## Start Selected passage

OSOP featured Professor Rokstrom’s 2016 WWF climate lecture at the outset of this project. In that brilliant lecture he frames our required global responses to the climate crisis with the Paris Agreement targets, underpinned by the United Nations’ Sustainable Development Goals.

What fascinated me from the outset is that the SDG’s perfectly fit into the permaculture ethical framework of personal, social and ecological values and objectives.  I would go further to say:

  • The Paris agreement sets the global agenda for climate – giving us the carbon law.
  • SDG’s give us the targets and indicators, it breaks the above down into objectives
  • Permaculture design gives us to the tools and the concepts with which to meet the SDG’s.

As Professor Rokstrom says in his key lectures, if we can meet the SDG’s by 2030 then we can solve the climate crisis at the same time. climate, poverty and sustainability are of course intertwined with each other. In this new video below, shorter and punchier than the 2016 offering, he takes the key themes from the first lecture and sets them against a background of exponential transition. Recommended watching for anyone with a serious eye on what is going on with Climate Change and societal and economic transformation it demands.

Key concepts:

  • A journey of 35 foot steps takes me from here to the doors of this theatre.
  • A journey of 35 exponential footsteps takes me from here to Mars.

This is what Rokstrom means by a journey of exponential change, we are on our way to a new reality.

” My friends let me invite you on a transformational journey”

When we revisit the Paris Accord, we are reminded that we are on a journey to a carbon zero economy by 2050 and on path that aims to end extreme poverty by 2030.


Paris agreement targets

What Rokstrom calls the carbon law is reflected in the graph, a halving of emissions each decade – an exponential transition to a new reality.

## End Selected passage

▸ **Your tasks**
(A) How would you sum up the climate lecture post in two sentences?
(B) In the climate lecture post, what do the three bullet points after "I would go further to say:" name as the contribution of each framework?
(C) Reproduce the stretch of the climate lecture post from "When we revisit" through "transition to a new reality.".

## Start Data shown

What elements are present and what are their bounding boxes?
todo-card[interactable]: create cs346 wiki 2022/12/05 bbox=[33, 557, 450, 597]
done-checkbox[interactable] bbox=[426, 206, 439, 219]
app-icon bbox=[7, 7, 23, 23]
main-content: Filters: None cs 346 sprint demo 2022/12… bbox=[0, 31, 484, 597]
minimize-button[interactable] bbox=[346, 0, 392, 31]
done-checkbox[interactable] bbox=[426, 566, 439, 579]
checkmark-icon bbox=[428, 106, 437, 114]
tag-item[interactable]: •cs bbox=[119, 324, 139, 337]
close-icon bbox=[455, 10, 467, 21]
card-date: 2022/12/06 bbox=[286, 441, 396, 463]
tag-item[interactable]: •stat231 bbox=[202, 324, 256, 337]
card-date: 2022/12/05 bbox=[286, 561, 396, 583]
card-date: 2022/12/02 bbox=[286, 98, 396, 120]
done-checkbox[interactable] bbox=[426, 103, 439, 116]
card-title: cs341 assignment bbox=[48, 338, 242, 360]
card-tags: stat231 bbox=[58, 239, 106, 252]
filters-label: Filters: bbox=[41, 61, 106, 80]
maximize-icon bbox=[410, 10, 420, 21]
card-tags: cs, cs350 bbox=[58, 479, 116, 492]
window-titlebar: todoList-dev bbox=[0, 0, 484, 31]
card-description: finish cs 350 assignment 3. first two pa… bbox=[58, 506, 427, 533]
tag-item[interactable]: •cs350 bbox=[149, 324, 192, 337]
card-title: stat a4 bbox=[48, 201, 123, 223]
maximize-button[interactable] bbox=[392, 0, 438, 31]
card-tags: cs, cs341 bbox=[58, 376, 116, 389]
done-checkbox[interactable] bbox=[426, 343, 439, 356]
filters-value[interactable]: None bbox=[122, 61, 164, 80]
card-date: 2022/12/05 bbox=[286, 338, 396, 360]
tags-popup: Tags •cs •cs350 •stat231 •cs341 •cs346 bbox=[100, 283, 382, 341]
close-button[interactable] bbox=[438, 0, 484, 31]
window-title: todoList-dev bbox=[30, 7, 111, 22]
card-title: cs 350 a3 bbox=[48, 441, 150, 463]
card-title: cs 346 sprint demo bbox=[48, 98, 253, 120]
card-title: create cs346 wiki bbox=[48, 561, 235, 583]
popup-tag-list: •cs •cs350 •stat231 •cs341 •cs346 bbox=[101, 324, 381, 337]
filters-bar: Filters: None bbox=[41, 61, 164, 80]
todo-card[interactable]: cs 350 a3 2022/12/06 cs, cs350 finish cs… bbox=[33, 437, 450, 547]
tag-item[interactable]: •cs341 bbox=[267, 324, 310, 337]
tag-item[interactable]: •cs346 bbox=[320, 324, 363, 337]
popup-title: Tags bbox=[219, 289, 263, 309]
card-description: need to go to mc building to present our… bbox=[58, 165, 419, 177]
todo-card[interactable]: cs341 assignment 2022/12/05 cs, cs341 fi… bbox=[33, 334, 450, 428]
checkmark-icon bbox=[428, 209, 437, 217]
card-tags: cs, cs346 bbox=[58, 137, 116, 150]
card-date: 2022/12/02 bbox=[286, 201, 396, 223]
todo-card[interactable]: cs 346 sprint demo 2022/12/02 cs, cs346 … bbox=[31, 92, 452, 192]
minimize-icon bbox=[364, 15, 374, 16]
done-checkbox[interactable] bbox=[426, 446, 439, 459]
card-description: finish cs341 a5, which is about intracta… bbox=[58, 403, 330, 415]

## End Data shown

▸ **Solutions by task**
(A) The post links three frameworks: the Paris Agreement sets the global climate agenda and the carbon law, the SDGs turn that agenda into targets and indicators, and permaculture design supplies the tools to meet the SDGs. It recommends Rokstrom's newer, shorter video, which restates that meeting the SDGs by 2030 would also solve the climate crisis and frames the carbon law as an exponential transition that halves emissions each decade.

(B)
- The Paris agreement: sets the global agenda for climate and gives us the carbon law
- SDGs: give us the targets and indicators, breaking the agenda down into objectives
- Permaculture design: gives us the tools and the concepts with which to meet the SDGs

(C)
When we revisit the Paris Accord, we are reminded that we are on a journey to a carbon zero economy by 2050 and on path that aims to end extreme poverty by 2030.


Paris agreement targets

What Rokstrom calls the carbon law is reflected in the graph, a halving of emissions each decade – an exponential transition to a new reality.